[Stored items]
■ ■ ■ ■ ■

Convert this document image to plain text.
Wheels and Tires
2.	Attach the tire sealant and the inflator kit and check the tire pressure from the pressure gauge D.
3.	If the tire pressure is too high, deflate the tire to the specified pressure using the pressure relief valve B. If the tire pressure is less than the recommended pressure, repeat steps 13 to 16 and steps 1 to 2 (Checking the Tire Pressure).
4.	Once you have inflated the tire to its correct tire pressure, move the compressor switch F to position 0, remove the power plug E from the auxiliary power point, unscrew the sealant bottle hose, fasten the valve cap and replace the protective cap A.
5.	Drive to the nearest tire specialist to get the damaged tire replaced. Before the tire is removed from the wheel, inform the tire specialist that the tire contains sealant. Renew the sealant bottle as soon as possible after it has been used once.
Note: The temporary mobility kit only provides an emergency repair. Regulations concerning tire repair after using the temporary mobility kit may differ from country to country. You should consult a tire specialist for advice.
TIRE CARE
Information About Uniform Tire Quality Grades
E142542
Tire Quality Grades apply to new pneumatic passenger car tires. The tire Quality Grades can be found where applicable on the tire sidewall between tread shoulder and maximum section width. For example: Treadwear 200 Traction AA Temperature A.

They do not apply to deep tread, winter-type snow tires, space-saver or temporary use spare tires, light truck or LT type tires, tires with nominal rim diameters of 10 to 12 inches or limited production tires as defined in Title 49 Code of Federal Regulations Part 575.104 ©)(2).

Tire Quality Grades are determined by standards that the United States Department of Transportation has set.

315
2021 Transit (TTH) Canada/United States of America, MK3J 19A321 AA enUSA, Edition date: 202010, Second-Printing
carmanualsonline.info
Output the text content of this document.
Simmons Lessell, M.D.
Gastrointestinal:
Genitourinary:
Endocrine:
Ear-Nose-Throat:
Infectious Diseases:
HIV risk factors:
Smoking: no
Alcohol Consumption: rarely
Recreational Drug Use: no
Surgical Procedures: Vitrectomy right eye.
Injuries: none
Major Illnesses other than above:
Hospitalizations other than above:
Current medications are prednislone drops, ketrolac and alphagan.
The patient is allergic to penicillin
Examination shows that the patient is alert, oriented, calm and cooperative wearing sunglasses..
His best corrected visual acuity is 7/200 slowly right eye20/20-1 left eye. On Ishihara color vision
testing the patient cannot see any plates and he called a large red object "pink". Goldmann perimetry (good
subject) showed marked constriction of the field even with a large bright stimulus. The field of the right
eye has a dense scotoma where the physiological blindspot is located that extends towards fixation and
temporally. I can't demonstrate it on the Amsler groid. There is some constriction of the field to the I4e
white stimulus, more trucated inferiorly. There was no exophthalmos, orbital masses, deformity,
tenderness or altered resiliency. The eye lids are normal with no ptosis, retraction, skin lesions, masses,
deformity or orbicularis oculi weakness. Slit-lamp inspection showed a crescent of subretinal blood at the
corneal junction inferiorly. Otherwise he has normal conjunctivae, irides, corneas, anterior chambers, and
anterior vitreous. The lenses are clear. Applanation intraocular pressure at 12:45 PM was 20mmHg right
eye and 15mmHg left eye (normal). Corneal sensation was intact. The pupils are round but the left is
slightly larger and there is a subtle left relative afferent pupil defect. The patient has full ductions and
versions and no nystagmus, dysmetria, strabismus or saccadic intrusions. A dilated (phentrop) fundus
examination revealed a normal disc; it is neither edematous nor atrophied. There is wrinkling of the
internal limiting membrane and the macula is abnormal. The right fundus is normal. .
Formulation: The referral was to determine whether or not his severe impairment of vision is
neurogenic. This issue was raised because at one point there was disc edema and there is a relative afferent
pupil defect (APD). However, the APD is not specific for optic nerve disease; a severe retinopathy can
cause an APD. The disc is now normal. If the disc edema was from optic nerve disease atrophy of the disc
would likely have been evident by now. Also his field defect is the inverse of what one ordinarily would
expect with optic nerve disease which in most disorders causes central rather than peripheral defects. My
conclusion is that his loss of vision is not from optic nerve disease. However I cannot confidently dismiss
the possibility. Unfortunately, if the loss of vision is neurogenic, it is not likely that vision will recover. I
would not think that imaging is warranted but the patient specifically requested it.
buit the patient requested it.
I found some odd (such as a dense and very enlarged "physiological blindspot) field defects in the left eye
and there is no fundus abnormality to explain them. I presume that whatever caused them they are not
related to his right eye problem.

■ ■ ■ ■ ■

== Your objective ==
Look through the data above. Find each line with the string "some" and copy it.

== Result of this exercise ==
temporally. I can't demonstrate it on the Amsler groid. There is some constriction of the field to the I4e
I found some odd (such as a dense and very enlarged "physiological blindspot) field defects in the left eye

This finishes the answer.